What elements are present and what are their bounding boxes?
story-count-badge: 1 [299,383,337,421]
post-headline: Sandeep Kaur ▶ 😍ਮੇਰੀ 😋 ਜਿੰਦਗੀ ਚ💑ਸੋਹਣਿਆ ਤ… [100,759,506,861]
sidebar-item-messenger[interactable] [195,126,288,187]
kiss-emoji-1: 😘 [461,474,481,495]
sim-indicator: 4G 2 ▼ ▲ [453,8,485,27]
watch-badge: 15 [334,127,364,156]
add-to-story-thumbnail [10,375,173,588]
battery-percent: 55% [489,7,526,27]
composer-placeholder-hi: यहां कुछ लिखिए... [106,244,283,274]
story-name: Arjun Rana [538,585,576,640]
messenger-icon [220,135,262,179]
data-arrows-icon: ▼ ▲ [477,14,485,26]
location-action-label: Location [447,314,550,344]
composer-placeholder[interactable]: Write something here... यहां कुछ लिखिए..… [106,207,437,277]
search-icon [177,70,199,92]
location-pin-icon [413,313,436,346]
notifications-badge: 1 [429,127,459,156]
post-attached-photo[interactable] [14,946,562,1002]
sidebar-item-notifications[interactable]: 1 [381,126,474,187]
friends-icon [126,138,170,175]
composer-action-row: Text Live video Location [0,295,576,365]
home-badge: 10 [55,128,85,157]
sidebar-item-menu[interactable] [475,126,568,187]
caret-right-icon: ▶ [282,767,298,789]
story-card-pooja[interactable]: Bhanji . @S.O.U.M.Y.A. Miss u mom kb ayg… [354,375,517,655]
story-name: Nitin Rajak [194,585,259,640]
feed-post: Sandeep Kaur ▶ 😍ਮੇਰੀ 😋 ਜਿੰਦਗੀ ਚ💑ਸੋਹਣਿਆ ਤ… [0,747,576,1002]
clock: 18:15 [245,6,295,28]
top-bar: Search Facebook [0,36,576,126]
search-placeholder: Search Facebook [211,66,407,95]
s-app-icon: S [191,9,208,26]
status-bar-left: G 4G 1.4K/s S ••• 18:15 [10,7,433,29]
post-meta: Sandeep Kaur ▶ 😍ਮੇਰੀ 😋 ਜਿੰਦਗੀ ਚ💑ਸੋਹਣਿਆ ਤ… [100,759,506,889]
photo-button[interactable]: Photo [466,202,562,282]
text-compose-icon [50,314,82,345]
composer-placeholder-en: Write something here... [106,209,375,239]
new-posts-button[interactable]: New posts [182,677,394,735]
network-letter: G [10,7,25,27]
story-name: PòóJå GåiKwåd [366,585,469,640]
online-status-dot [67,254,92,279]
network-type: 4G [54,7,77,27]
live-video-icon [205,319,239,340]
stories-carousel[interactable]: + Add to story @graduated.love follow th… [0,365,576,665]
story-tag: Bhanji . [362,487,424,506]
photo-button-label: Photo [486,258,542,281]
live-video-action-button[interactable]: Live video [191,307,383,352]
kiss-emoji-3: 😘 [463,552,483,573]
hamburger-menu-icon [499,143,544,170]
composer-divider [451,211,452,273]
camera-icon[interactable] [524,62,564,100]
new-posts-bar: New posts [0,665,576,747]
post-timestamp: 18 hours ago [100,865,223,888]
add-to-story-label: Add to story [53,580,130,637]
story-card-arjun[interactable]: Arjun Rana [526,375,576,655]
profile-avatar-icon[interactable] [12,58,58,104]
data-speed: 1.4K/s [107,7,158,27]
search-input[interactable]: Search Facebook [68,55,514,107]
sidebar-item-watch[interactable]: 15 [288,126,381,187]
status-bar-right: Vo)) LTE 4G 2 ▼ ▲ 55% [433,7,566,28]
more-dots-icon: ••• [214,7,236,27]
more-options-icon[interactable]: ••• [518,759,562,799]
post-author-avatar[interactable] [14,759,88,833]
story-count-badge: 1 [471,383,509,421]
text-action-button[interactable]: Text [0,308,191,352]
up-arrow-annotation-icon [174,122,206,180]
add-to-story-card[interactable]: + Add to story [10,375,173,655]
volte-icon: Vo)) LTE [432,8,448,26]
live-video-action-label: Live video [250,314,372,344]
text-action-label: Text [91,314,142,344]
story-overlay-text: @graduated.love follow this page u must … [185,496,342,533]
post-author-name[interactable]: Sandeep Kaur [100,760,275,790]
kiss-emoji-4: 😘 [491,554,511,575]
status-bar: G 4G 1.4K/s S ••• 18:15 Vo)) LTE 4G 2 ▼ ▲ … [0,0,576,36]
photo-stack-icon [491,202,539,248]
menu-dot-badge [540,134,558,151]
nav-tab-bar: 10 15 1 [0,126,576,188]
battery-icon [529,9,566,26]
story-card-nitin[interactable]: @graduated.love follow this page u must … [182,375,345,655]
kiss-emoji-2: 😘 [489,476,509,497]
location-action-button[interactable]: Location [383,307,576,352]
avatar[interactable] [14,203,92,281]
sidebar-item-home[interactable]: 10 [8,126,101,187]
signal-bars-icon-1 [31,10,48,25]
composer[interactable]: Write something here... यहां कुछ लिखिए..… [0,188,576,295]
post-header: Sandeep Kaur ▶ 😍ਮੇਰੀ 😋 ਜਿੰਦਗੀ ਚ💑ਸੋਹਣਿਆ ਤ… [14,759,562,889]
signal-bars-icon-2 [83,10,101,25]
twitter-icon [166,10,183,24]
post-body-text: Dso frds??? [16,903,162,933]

__________

• Short problem
Could you turn every row above into a numbered list, leaving out any blank lines?

• Response to this task
1. What elements are present and what are their bounding boxes?
2. story-count-badge: 1 [299,383,337,421]
3. post-headline: Sandeep Kaur ▶ 😍ਮੇਰੀ 😋 ਜਿੰਦਗੀ ਚ💑ਸੋਹਣਿਆ ਤ… [100,759,506,861]
4. sidebar-item-messenger[interactable] [195,126,288,187]
5. kiss-emoji-1: 😘 [461,474,481,495]
6. sim-indicator: 4G 2 ▼ ▲ [453,8,485,27]
7. watch-badge: 15 [334,127,364,156]
8. add-to-story-thumbnail [10,375,173,588]
9. battery-percent: 55% [489,7,526,27]
10. composer-placeholder-hi: यहां कुछ लिखिए... [106,244,283,274]
11. story-name: Arjun Rana [538,585,576,640]
12. messenger-icon [220,135,262,179]
13. data-arrows-icon: ▼ ▲ [477,14,485,26]
14. location-action-label: Location [447,314,550,344]
15. composer-placeholder[interactable]: Write something here... यहां कुछ लिखिए..… [106,207,437,277]
16. search-icon [177,70,199,92]
17. location-pin-icon [413,313,436,346]
18. notifications-badge: 1 [429,127,459,156]
19. post-attached-photo[interactable] [14,946,562,1002]
20. sidebar-item-notifications[interactable]: 1 [381,126,474,187]
21. friends-icon [126,138,170,175]
22. composer-action-row: Text Live video Location [0,295,576,365]
23. home-badge: 10 [55,128,85,157]
24. sidebar-item-menu[interactable] [475,126,568,187]
25. caret-right-icon: ▶ [282,767,298,789]
26. story-card-pooja[interactable]: Bhanji . @S.O.U.M.Y.A. Miss u mom kb ayg… [354,375,517,655]
27. story-name: Nitin Rajak [194,585,259,640]
28. feed-post: Sandeep Kaur ▶ 😍ਮੇਰੀ 😋 ਜਿੰਦਗੀ ਚ💑ਸੋਹਣਿਆ ਤ… [0,747,576,1002]
29. clock: 18:15 [245,6,295,28]
30. top-bar: Search Facebook [0,36,576,126]
31. search-placeholder: Search Facebook [211,66,407,95]
32. s-app-icon: S [191,9,208,26]
33. status-bar-left: G 4G 1.4K/s S ••• 18:15 [10,7,433,29]
34. post-meta: Sandeep Kaur ▶ 😍ਮੇਰੀ 😋 ਜਿੰਦਗੀ ਚ💑ਸੋਹਣਿਆ ਤ… [100,759,506,889]
35. photo-button[interactable]: Photo [466,202,562,282]
36. text-compose-icon [50,314,82,345]
37. composer-placeholder-en: Write something here... [106,209,375,239]
38. new-posts-button[interactable]: New posts [182,677,394,735]
39. network-letter: G [10,7,25,27]
40. story-name: PòóJå GåiKwåd [366,585,469,640]
41. online-status-dot [67,254,92,279]
42. network-type: 4G [54,7,77,27]
43. live-video-icon [205,319,239,340]
44. stories-carousel[interactable]: + Add to story @graduated.love follow th… [0,365,576,665]
45. story-tag: Bhanji . [362,487,424,506]
46. photo-button-label: Photo [486,258,542,281]
47. live-video-action-button[interactable]: Live video [191,307,383,352]
48. kiss-emoji-3: 😘 [463,552,483,573]
49. hamburger-menu-icon [499,143,544,170]
50. composer-divider [451,211,452,273]
51. camera-icon[interactable] [524,62,564,100]
52. new-posts-bar: New posts [0,665,576,747]
53. post-timestamp: 18 hours ago [100,865,223,888]
54. add-to-story-label: Add to story [53,580,130,637]
55. story-card-arjun[interactable]: Arjun Rana [526,375,576,655]
56. profile-avatar-icon[interactable] [12,58,58,104]
57. data-speed: 1.4K/s [107,7,158,27]
58. search-input[interactable]: Search Facebook [68,55,514,107]
59. sidebar-item-watch[interactable]: 15 [288,126,381,187]
60. status-bar-right: Vo)) LTE 4G 2 ▼ ▲ 55% [433,7,566,28]
61. more-dots-icon: ••• [214,7,236,27]
62. more-options-icon[interactable]: ••• [518,759,562,799]
63. post-author-avatar[interactable] [14,759,88,833]
64. story-count-badge: 1 [471,383,509,421]
65. text-action-button[interactable]: Text [0,308,191,352]
66. up-arrow-annotation-icon [174,122,206,180]
67. add-to-story-card[interactable]: + Add to story [10,375,173,655]
68. volte-icon: Vo)) LTE [432,8,448,26]
69. live-video-action-label: Live video [250,314,372,344]
70. text-action-label: Text [91,314,142,344]
71. story-overlay-text: @graduated.love follow this page u must … [185,496,342,533]
72. post-author-name[interactable]: Sandeep Kaur [100,760,275,790]
73. kiss-emoji-4: 😘 [491,554,511,575]
74. status-bar: G 4G 1.4K/s S ••• 18:15 Vo)) LTE 4G 2 ▼ ▲ … [0,0,576,36]
75. photo-stack-icon [491,202,539,248]
76. menu-dot-badge [540,134,558,151]
77. nav-tab-bar: 10 15 1 [0,126,576,188]
78. battery-icon [529,9,566,26]
79. story-card-nitin[interactable]: @graduated.love follow this page u must … [182,375,345,655]
80. kiss-emoji-2: 😘 [489,476,509,497]
81. location-action-button[interactable]: Location [383,307,576,352]
82. avatar[interactable] [14,203,92,281]
83. sidebar-item-home[interactable]: 10 [8,126,101,187]
84. signal-bars-icon-1 [31,10,48,25]
85. composer[interactable]: Write something here... यहां कुछ लिखिए..… [0,188,576,295]
86. post-header: Sandeep Kaur ▶ 😍ਮੇਰੀ 😋 ਜਿੰਦਗੀ ਚ💑ਸੋਹਣਿਆ ਤ… [14,759,562,889]
87. signal-bars-icon-2 [83,10,101,25]
88. twitter-icon [166,10,183,24]
89. post-body-text: Dso frds??? [16,903,162,933]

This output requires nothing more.